* WORK TO COMPLETE: Find every line with the word "JSON" and give their count, nothing else.

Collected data
▼

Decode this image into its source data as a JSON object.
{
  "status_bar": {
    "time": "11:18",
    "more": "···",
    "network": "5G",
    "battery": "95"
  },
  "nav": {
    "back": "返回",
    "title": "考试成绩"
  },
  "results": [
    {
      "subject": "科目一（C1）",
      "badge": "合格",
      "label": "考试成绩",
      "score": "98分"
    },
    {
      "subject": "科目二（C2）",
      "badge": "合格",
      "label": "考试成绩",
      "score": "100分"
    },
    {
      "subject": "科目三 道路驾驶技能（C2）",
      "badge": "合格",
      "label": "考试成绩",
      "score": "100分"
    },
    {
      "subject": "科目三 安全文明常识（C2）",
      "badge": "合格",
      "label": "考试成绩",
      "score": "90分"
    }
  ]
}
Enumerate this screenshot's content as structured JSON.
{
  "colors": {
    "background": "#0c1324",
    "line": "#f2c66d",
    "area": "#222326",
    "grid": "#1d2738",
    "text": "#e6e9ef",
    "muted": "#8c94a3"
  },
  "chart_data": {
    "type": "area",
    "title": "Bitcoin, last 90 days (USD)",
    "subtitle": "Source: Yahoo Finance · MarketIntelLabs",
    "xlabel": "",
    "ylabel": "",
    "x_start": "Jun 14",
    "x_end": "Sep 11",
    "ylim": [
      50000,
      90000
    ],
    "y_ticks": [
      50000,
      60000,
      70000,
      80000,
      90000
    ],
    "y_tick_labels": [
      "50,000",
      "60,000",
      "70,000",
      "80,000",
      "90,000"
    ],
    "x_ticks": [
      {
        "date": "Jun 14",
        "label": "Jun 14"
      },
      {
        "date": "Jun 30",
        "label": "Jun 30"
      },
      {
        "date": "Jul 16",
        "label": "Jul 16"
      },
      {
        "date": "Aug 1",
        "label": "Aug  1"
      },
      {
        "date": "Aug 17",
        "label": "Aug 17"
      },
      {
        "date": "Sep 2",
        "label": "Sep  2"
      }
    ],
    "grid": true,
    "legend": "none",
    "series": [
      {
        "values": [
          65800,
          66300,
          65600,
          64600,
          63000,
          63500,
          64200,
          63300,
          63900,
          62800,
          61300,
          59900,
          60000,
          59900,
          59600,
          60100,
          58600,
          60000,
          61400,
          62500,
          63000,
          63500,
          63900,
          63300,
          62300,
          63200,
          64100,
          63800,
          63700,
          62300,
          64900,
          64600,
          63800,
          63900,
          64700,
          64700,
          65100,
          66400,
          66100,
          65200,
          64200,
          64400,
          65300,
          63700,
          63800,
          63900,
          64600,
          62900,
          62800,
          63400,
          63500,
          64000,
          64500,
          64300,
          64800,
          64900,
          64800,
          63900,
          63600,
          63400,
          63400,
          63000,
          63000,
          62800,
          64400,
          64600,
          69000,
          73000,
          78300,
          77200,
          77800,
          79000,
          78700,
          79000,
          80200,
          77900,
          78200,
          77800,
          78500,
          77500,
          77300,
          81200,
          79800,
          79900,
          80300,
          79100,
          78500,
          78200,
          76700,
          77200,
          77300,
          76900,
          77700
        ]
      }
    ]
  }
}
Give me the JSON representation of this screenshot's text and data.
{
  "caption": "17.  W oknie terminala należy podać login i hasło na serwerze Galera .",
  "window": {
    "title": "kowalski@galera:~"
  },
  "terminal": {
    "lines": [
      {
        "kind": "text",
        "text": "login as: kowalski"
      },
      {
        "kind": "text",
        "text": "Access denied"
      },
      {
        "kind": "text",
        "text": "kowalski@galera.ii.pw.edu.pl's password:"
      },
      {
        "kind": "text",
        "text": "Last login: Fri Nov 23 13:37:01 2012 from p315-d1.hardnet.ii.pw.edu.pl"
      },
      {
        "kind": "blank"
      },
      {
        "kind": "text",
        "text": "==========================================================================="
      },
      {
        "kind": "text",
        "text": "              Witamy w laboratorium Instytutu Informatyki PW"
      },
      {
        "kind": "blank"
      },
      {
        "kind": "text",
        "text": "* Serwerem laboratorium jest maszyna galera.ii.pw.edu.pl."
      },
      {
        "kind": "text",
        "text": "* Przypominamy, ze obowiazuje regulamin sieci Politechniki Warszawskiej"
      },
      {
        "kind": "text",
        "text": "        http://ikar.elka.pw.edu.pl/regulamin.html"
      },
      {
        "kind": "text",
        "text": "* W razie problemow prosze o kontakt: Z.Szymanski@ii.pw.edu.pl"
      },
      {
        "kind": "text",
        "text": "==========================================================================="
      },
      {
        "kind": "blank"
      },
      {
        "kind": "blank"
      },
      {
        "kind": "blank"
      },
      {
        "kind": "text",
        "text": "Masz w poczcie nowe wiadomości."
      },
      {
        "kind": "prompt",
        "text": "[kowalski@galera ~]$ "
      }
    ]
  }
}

▲

* EXERCISE RESPONSE: 3